● To do
Do not include the pictures; repeat the rest of the data exactly.

Excerpts from a figure dataset
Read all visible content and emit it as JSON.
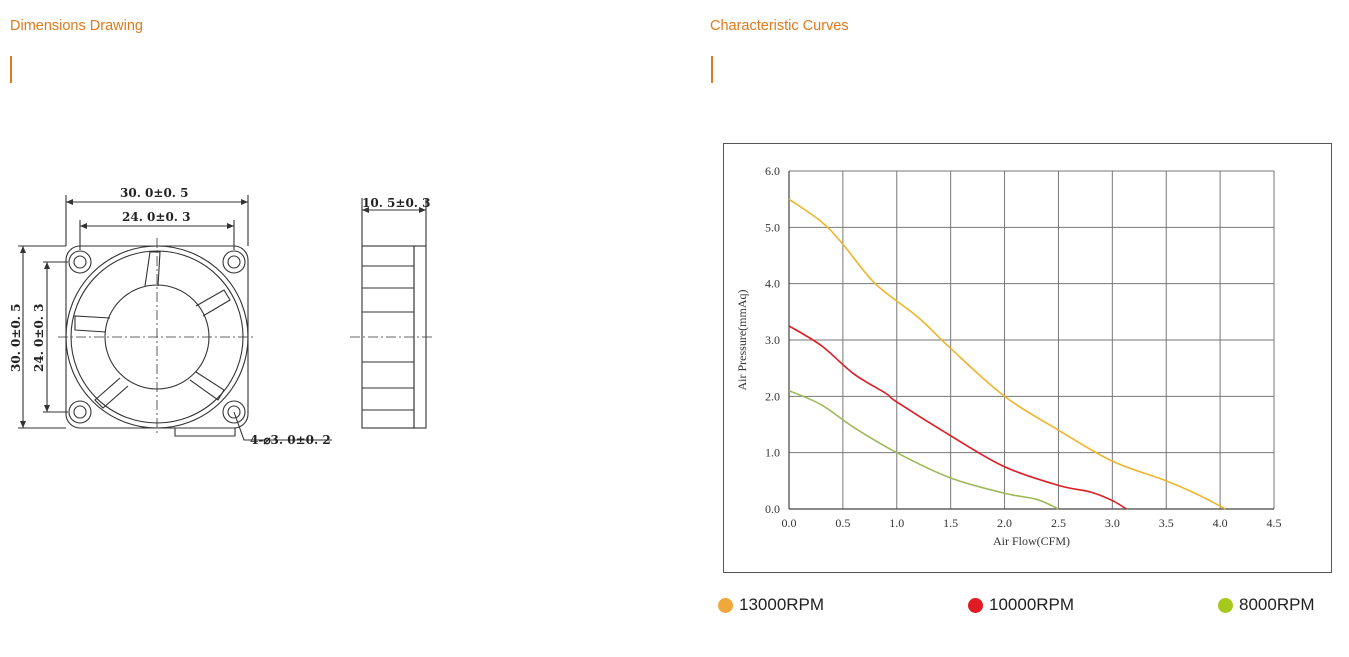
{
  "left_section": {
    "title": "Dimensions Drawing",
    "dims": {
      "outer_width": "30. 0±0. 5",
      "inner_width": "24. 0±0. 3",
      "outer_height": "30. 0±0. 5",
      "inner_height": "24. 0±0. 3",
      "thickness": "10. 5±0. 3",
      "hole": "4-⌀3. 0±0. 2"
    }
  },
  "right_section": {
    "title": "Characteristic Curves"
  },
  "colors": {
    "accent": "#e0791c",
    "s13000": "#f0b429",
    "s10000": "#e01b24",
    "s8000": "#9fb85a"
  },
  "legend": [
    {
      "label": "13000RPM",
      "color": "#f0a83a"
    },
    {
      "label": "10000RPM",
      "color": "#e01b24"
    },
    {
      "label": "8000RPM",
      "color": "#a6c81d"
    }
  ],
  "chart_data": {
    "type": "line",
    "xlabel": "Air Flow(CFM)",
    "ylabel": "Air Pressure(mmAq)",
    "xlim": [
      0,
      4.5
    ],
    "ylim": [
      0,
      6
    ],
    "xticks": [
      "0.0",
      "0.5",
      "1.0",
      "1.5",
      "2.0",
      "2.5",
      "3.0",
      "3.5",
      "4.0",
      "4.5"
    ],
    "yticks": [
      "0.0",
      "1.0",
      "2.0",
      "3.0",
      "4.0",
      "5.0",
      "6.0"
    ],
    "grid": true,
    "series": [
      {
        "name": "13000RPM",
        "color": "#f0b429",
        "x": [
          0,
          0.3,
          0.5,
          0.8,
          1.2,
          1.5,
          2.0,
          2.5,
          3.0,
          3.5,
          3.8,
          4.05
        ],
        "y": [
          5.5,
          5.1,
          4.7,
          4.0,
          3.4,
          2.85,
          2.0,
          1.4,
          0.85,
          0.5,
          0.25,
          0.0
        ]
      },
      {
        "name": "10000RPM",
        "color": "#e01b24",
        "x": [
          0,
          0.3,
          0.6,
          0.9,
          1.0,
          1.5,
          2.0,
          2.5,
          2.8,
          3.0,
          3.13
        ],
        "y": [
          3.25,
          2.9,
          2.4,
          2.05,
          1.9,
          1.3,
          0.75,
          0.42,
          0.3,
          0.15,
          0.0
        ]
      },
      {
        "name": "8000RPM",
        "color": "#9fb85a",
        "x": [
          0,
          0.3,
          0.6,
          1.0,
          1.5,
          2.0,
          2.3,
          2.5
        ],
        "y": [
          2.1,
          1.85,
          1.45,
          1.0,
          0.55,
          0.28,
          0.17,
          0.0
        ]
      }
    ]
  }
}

● Written response
Read all visible content and emit it as JSON.
{
  "left_section": {
    "title": "Dimensions Drawing",
    "dims": {
      "outer_width": "30. 0±0. 5",
      "inner_width": "24. 0±0. 3",
      "outer_height": "30. 0±0. 5",
      "inner_height": "24. 0±0. 3",
      "thickness": "10. 5±0. 3",
      "hole": "4-⌀3. 0±0. 2"
    }
  },
  "right_section": {
    "title": "Characteristic Curves"
  },
  "colors": {
    "accent": "#e0791c",
    "s13000": "#f0b429",
    "s10000": "#e01b24",
    "s8000": "#9fb85a"
  },
  "legend": [
    {
      "label": "13000RPM",
      "color": "#f0a83a"
    },
    {
      "label": "10000RPM",
      "color": "#e01b24"
    },
    {
      "label": "8000RPM",
      "color": "#a6c81d"
    }
  ],
  "chart_data": {
    "type": "line",
    "xlabel": "Air Flow(CFM)",
    "ylabel": "Air Pressure(mmAq)",
    "xlim": [
      0,
      4.5
    ],
    "ylim": [
      0,
      6
    ],
    "xticks": [
      "0.0",
      "0.5",
      "1.0",
      "1.5",
      "2.0",
      "2.5",
      "3.0",
      "3.5",
      "4.0",
      "4.5"
    ],
    "yticks": [
      "0.0",
      "1.0",
      "2.0",
      "3.0",
      "4.0",
      "5.0",
      "6.0"
    ],
    "grid": true,
    "series": [
      {
        "name": "13000RPM",
        "color": "#f0b429",
        "x": [
          0,
          0.3,
          0.5,
          0.8,
          1.2,
          1.5,
          2.0,
          2.5,
          3.0,
          3.5,
          3.8,
          4.05
        ],
        "y": [
          5.5,
          5.1,
          4.7,
          4.0,
          3.4,
          2.85,
          2.0,
          1.4,
          0.85,
          0.5,
          0.25,
          0.0
        ]
      },
      {
        "name": "10000RPM",
        "color": "#e01b24",
        "x": [
          0,
          0.3,
          0.6,
          0.9,
          1.0,
          1.5,
          2.0,
          2.5,
          2.8,
          3.0,
          3.13
        ],
        "y": [
          3.25,
          2.9,
          2.4,
          2.05,
          1.9,
          1.3,
          0.75,
          0.42,
          0.3,
          0.15,
          0.0
        ]
      },
      {
        "name": "8000RPM",
        "color": "#9fb85a",
        "x": [
          0,
          0.3,
          0.6,
          1.0,
          1.5,
          2.0,
          2.3,
          2.5
        ],
        "y": [
          2.1,
          1.85,
          1.45,
          1.0,
          0.55,
          0.28,
          0.17,
          0.0
        ]
      }
    ]
  }
}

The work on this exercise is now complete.